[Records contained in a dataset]
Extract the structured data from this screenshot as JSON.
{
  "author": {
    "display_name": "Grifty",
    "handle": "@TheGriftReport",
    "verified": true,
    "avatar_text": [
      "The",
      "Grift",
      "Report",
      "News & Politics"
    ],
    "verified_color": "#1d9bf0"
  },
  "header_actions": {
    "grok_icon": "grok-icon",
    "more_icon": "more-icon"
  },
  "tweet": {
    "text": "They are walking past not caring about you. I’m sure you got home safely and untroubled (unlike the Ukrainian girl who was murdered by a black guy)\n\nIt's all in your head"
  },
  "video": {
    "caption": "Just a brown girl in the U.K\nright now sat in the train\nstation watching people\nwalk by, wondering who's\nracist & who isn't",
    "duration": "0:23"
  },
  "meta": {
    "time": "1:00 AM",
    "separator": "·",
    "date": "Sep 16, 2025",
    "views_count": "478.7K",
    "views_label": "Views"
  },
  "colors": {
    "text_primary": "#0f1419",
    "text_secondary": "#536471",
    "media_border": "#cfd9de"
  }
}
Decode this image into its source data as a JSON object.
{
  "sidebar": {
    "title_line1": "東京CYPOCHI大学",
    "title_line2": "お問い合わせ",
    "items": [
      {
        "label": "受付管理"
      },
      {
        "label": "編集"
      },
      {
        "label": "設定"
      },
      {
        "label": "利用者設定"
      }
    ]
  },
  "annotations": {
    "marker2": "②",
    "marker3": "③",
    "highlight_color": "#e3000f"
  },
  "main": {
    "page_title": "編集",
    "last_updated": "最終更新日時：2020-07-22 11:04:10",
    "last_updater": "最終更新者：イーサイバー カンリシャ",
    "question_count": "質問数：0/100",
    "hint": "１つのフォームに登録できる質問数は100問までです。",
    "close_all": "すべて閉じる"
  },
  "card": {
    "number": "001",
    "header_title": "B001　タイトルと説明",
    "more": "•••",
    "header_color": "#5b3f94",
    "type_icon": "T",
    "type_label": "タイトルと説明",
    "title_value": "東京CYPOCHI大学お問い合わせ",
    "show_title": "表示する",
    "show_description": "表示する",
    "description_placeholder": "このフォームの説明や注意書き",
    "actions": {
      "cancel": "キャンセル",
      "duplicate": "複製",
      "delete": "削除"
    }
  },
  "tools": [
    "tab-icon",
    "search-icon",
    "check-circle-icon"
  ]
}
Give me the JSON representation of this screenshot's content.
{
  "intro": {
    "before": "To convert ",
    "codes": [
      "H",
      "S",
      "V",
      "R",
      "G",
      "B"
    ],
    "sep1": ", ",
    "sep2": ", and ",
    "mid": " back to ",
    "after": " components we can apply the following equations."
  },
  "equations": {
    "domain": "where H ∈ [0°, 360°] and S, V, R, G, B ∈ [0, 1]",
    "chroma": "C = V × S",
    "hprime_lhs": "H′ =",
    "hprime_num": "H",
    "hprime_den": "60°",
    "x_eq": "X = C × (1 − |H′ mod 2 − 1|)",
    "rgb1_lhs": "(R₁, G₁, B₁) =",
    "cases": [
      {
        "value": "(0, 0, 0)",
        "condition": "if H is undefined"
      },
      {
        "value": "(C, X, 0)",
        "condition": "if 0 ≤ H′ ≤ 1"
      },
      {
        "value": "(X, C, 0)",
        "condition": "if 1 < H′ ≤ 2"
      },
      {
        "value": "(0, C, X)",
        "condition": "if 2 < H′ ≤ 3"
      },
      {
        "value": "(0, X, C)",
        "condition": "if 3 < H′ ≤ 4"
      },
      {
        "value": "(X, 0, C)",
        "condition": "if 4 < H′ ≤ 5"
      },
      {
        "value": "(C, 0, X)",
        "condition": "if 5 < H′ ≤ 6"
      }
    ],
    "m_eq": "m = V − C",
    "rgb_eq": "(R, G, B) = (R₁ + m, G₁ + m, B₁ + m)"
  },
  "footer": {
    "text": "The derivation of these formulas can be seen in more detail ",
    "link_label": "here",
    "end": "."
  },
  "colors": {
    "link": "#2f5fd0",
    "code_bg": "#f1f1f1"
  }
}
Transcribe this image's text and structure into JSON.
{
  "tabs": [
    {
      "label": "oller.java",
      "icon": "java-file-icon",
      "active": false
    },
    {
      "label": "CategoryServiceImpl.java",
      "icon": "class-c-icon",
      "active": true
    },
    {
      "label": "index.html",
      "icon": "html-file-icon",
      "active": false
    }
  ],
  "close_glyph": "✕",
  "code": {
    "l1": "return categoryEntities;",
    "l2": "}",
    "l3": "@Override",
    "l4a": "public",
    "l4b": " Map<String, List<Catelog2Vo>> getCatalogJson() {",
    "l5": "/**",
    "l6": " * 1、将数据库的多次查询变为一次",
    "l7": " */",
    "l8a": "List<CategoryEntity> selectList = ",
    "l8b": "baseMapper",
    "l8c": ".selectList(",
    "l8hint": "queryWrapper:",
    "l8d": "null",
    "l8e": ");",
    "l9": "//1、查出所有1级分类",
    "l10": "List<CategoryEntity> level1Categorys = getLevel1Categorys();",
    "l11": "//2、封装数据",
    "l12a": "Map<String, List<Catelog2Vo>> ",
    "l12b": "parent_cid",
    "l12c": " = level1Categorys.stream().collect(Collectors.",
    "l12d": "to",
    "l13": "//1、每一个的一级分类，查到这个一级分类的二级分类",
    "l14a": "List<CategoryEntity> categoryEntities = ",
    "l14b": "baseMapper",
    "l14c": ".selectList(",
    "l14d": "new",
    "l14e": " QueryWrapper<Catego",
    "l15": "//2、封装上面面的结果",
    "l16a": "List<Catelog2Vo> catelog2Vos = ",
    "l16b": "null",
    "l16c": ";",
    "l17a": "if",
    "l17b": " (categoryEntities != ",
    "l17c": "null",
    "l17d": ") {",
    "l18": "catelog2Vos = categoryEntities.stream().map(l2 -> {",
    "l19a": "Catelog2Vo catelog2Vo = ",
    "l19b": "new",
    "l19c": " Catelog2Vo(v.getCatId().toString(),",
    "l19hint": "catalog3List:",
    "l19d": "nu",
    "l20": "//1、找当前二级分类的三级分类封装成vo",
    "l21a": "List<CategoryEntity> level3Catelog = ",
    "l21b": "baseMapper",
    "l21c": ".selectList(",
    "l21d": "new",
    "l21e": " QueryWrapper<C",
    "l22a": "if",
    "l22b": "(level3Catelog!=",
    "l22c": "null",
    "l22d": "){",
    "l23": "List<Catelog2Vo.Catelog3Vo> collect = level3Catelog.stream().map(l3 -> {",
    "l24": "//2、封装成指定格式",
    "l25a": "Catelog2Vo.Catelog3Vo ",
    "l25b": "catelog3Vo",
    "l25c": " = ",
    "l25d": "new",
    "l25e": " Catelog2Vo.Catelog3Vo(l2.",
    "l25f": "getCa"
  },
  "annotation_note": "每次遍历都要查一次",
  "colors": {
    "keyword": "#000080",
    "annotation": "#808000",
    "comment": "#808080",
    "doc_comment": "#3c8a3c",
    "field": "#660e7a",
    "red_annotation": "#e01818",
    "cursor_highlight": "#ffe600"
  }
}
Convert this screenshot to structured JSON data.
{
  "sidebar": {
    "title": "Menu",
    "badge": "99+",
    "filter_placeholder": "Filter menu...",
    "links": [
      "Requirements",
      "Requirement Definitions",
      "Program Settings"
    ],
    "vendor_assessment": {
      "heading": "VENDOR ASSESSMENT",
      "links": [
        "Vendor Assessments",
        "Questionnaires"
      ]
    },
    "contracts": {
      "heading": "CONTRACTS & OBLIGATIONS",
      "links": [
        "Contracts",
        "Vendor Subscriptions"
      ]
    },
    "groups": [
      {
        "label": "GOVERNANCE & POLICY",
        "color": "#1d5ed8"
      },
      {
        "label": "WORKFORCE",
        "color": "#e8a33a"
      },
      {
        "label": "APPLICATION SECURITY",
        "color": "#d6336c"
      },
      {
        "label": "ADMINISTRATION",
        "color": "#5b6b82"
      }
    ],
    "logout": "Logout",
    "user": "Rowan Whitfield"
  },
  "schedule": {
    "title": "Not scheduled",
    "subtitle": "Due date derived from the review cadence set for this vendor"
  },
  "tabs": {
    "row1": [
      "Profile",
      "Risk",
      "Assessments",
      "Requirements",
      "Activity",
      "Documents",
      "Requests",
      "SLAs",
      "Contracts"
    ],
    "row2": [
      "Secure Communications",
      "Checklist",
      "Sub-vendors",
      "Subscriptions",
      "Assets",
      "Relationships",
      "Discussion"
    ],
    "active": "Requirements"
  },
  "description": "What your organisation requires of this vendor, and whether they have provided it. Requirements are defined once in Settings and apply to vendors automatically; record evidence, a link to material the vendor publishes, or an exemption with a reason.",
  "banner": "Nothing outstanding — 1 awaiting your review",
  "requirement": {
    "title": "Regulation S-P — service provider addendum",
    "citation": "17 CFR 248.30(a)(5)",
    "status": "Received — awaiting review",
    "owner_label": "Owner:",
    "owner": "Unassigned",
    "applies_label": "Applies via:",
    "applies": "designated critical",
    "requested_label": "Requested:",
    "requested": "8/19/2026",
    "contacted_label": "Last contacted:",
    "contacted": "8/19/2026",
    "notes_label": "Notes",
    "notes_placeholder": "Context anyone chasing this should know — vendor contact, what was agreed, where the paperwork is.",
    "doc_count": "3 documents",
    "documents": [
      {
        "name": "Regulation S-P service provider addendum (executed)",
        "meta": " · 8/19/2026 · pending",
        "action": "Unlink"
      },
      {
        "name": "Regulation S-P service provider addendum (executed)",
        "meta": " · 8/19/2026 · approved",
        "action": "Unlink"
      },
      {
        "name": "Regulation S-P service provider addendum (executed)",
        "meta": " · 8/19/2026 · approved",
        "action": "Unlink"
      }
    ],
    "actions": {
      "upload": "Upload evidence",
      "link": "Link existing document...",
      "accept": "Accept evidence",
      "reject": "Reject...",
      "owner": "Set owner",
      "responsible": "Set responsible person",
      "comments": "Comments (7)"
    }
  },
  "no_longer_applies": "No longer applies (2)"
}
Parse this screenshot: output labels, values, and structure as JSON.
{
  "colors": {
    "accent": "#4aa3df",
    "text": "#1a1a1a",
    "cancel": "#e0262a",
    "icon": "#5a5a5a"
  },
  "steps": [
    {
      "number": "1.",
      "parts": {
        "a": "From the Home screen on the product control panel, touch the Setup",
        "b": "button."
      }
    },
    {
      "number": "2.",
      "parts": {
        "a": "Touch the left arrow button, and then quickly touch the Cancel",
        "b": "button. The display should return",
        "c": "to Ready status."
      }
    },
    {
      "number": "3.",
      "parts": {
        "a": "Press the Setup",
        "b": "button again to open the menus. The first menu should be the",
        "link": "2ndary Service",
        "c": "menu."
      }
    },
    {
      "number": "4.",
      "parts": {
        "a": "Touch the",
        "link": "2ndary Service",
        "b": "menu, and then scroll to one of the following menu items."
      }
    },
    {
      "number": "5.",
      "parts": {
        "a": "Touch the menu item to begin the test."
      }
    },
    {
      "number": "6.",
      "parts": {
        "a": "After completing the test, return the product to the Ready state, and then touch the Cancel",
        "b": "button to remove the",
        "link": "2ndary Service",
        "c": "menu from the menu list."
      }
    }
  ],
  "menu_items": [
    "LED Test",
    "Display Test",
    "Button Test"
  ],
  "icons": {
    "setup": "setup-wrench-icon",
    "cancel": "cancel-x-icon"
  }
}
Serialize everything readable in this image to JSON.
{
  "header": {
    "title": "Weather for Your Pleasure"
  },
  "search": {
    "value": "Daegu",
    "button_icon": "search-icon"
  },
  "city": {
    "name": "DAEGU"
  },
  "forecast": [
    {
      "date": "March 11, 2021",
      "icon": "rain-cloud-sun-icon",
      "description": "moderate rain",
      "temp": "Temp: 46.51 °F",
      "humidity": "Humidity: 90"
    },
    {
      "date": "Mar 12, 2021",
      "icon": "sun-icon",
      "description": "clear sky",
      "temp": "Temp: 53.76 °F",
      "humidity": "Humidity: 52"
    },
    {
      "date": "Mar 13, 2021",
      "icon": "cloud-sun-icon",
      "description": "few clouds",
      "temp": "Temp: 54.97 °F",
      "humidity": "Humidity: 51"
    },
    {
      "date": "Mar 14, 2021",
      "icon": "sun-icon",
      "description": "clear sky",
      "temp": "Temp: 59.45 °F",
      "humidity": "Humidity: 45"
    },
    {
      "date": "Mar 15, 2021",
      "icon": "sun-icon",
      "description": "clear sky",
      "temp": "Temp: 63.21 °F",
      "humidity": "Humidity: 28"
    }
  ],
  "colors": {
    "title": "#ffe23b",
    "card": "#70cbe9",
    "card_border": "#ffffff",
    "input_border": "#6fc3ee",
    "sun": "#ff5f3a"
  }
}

**Direction**: Find every line in the records above that holds the word "screenshot", and copy each one.

**Solved problem**:
Extract the structured data from this screenshot as JSON.
Give me the JSON representation of this screenshot's content.
Convert this screenshot to structured JSON data.
Parse this screenshot: output labels, values, and structure as JSON.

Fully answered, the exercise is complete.